* WHAT THIS TASK INVOLVES
Reproduce all of the data exactly.

(A run of records)
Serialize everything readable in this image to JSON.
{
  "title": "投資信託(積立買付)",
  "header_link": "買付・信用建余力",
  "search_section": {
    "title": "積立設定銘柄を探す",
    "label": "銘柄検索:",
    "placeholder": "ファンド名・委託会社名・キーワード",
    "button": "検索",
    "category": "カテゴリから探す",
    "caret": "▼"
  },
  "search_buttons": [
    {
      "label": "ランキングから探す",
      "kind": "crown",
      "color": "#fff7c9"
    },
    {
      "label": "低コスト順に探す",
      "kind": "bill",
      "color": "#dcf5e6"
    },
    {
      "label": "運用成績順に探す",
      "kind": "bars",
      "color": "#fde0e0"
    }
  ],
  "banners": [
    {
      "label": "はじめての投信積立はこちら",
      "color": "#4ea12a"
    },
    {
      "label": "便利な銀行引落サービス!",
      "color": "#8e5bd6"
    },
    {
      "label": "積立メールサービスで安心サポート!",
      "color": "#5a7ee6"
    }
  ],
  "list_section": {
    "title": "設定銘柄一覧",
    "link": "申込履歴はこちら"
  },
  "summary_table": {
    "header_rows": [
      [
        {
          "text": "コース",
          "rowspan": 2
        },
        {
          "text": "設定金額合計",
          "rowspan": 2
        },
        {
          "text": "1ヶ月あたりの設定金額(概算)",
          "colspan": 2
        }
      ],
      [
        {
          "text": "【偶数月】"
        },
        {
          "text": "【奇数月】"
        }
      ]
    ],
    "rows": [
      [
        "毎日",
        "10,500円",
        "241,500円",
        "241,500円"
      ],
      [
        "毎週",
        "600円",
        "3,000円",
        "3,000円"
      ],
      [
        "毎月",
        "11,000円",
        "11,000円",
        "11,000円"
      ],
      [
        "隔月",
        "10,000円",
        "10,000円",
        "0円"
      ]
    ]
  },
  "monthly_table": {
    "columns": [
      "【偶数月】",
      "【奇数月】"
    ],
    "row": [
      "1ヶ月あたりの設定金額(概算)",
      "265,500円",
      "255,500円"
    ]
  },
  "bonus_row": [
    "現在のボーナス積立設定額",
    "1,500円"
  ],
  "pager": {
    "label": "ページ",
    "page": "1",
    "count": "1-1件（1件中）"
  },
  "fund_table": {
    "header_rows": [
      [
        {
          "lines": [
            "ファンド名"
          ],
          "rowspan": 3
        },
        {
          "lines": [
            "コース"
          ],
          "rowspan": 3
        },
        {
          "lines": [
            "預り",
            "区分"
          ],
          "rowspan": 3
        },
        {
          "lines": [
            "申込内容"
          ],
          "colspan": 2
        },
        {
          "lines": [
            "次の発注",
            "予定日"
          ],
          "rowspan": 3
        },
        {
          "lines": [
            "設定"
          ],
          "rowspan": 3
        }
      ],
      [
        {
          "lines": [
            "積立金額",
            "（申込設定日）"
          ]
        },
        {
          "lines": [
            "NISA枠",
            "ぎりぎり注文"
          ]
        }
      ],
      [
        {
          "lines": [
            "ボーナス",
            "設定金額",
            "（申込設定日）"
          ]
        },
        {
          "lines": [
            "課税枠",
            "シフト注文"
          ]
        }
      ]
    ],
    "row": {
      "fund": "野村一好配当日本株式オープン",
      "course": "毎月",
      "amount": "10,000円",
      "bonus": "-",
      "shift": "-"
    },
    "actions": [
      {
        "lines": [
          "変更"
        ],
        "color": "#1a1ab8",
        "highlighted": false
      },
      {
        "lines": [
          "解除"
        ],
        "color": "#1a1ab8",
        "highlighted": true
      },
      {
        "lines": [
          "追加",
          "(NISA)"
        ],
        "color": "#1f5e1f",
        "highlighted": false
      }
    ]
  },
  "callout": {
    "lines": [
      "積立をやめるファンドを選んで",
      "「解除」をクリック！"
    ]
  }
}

* EXPECTED ANSWER
Serialize everything readable in this image to JSON.
{
  "title": "投資信託(積立買付)",
  "header_link": "買付・信用建余力",
  "search_section": {
    "title": "積立設定銘柄を探す",
    "label": "銘柄検索:",
    "placeholder": "ファンド名・委託会社名・キーワード",
    "button": "検索",
    "category": "カテゴリから探す",
    "caret": "▼"
  },
  "search_buttons": [
    {
      "label": "ランキングから探す",
      "kind": "crown",
      "color": "#fff7c9"
    },
    {
      "label": "低コスト順に探す",
      "kind": "bill",
      "color": "#dcf5e6"
    },
    {
      "label": "運用成績順に探す",
      "kind": "bars",
      "color": "#fde0e0"
    }
  ],
  "banners": [
    {
      "label": "はじめての投信積立はこちら",
      "color": "#4ea12a"
    },
    {
      "label": "便利な銀行引落サービス!",
      "color": "#8e5bd6"
    },
    {
      "label": "積立メールサービスで安心サポート!",
      "color": "#5a7ee6"
    }
  ],
  "list_section": {
    "title": "設定銘柄一覧",
    "link": "申込履歴はこちら"
  },
  "summary_table": {
    "header_rows": [
      [
        {
          "text": "コース",
          "rowspan": 2
        },
        {
          "text": "設定金額合計",
          "rowspan": 2
        },
        {
          "text": "1ヶ月あたりの設定金額(概算)",
          "colspan": 2
        }
      ],
      [
        {
          "text": "【偶数月】"
        },
        {
          "text": "【奇数月】"
        }
      ]
    ],
    "rows": [
      [
        "毎日",
        "10,500円",
        "241,500円",
        "241,500円"
      ],
      [
        "毎週",
        "600円",
        "3,000円",
        "3,000円"
      ],
      [
        "毎月",
        "11,000円",
        "11,000円",
        "11,000円"
      ],
      [
        "隔月",
        "10,000円",
        "10,000円",
        "0円"
      ]
    ]
  },
  "monthly_table": {
    "columns": [
      "【偶数月】",
      "【奇数月】"
    ],
    "row": [
      "1ヶ月あたりの設定金額(概算)",
      "265,500円",
      "255,500円"
    ]
  },
  "bonus_row": [
    "現在のボーナス積立設定額",
    "1,500円"
  ],
  "pager": {
    "label": "ページ",
    "page": "1",
    "count": "1-1件（1件中）"
  },
  "fund_table": {
    "header_rows": [
      [
        {
          "lines": [
            "ファンド名"
          ],
          "rowspan": 3
        },
        {
          "lines": [
            "コース"
          ],
          "rowspan": 3
        },
        {
          "lines": [
            "預り",
            "区分"
          ],
          "rowspan": 3
        },
        {
          "lines": [
            "申込内容"
          ],
          "colspan": 2
        },
        {
          "lines": [
            "次の発注",
            "予定日"
          ],
          "rowspan": 3
        },
        {
          "lines": [
            "設定"
          ],
          "rowspan": 3
        }
      ],
      [
        {
          "lines": [
            "積立金額",
            "（申込設定日）"
          ]
        },
        {
          "lines": [
            "NISA枠",
            "ぎりぎり注文"
          ]
        }
      ],
      [
        {
          "lines": [
            "ボーナス",
            "設定金額",
            "（申込設定日）"
          ]
        },
        {
          "lines": [
            "課税枠",
            "シフト注文"
          ]
        }
      ]
    ],
    "row": {
      "fund": "野村一好配当日本株式オープン",
      "course": "毎月",
      "amount": "10,000円",
      "bonus": "-",
      "shift": "-"
    },
    "actions": [
      {
        "lines": [
          "変更"
        ],
        "color": "#1a1ab8",
        "highlighted": false
      },
      {
        "lines": [
          "解除"
        ],
        "color": "#1a1ab8",
        "highlighted": true
      },
      {
        "lines": [
          "追加",
          "(NISA)"
        ],
        "color": "#1f5e1f",
        "highlighted": false
      }
    ]
  },
  "callout": {
    "lines": [
      "積立をやめるファンドを選んで",
      "「解除」をクリック！"
    ]
  }
}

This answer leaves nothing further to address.